# [PROMPT]
Copy out every line of the data exactly.

::: RECORDS FOR THIS TASK

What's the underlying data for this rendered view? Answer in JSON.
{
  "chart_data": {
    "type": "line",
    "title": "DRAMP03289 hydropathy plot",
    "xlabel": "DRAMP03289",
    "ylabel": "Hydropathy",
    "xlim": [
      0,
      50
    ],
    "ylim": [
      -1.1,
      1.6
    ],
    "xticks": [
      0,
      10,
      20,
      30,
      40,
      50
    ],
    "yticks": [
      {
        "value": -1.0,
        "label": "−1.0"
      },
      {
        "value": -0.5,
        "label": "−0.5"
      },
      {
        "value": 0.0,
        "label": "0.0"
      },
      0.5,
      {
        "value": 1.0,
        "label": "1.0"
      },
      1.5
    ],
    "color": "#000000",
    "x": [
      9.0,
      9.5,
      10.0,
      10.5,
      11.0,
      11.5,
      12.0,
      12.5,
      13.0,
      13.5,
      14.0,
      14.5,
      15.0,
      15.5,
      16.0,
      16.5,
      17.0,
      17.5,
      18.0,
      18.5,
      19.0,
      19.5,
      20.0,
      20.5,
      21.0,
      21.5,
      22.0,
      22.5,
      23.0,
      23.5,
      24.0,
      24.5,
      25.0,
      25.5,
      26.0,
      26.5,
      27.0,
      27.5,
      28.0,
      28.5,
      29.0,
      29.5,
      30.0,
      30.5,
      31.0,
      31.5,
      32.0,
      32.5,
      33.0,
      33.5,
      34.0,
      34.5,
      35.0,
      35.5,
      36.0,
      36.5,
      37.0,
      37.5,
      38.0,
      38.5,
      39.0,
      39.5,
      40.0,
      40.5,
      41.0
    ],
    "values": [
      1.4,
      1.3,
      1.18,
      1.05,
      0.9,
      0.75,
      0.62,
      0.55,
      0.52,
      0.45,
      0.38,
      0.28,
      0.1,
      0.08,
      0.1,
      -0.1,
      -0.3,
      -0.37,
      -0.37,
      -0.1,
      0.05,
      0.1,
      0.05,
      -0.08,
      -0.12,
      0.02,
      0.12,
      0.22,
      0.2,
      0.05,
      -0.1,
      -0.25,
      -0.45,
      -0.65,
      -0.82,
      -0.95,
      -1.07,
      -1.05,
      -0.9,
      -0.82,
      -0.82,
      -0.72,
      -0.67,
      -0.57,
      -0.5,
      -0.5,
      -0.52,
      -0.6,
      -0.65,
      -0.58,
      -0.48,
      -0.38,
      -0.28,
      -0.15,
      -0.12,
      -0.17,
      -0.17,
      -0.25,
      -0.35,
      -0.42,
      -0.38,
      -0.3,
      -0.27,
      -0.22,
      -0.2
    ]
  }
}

::::::

# [RESULT OF THE TASK]
What's the underlying data for this rendered view? Answer in JSON.
{
  "chart_data": {
    "type": "line",
    "title": "DRAMP03289 hydropathy plot",
    "xlabel": "DRAMP03289",
    "ylabel": "Hydropathy",
    "xlim": [
      0,
      50
    ],
    "ylim": [
      -1.1,
      1.6
    ],
    "xticks": [
      0,
      10,
      20,
      30,
      40,
      50
    ],
    "yticks": [
      {
        "value": -1.0,
        "label": "−1.0"
      },
      {
        "value": -0.5,
        "label": "−0.5"
      },
      {
        "value": 0.0,
        "label": "0.0"
      },
      0.5,
      {
        "value": 1.0,
        "label": "1.0"
      },
      1.5
    ],
    "color": "#000000",
    "x": [
      9.0,
      9.5,
      10.0,
      10.5,
      11.0,
      11.5,
      12.0,
      12.5,
      13.0,
      13.5,
      14.0,
      14.5,
      15.0,
      15.5,
      16.0,
      16.5,
      17.0,
      17.5,
      18.0,
      18.5,
      19.0,
      19.5,
      20.0,
      20.5,
      21.0,
      21.5,
      22.0,
      22.5,
      23.0,
      23.5,
      24.0,
      24.5,
      25.0,
      25.5,
      26.0,
      26.5,
      27.0,
      27.5,
      28.0,
      28.5,
      29.0,
      29.5,
      30.0,
      30.5,
      31.0,
      31.5,
      32.0,
      32.5,
      33.0,
      33.5,
      34.0,
      34.5,
      35.0,
      35.5,
      36.0,
      36.5,
      37.0,
      37.5,
      38.0,
      38.5,
      39.0,
      39.5,
      40.0,
      40.5,
      41.0
    ],
    "values": [
      1.4,
      1.3,
      1.18,
      1.05,
      0.9,
      0.75,
      0.62,
      0.55,
      0.52,
      0.45,
      0.38,
      0.28,
      0.1,
      0.08,
      0.1,
      -0.1,
      -0.3,
      -0.37,
      -0.37,
      -0.1,
      0.05,
      0.1,
      0.05,
      -0.08,
      -0.12,
      0.02,
      0.12,
      0.22,
      0.2,
      0.05,
      -0.1,
      -0.25,
      -0.45,
      -0.65,
      -0.82,
      -0.95,
      -1.07,
      -1.05,
      -0.9,
      -0.82,
      -0.82,
      -0.72,
      -0.67,
      -0.57,
      -0.5,
      -0.5,
      -0.52,
      -0.6,
      -0.65,
      -0.58,
      -0.48,
      -0.38,
      -0.28,
      -0.15,
      -0.12,
      -0.17,
      -0.17,
      -0.25,
      -0.35,
      -0.42,
      -0.38,
      -0.3,
      -0.27,
      -0.22,
      -0.2
    ]
  }
}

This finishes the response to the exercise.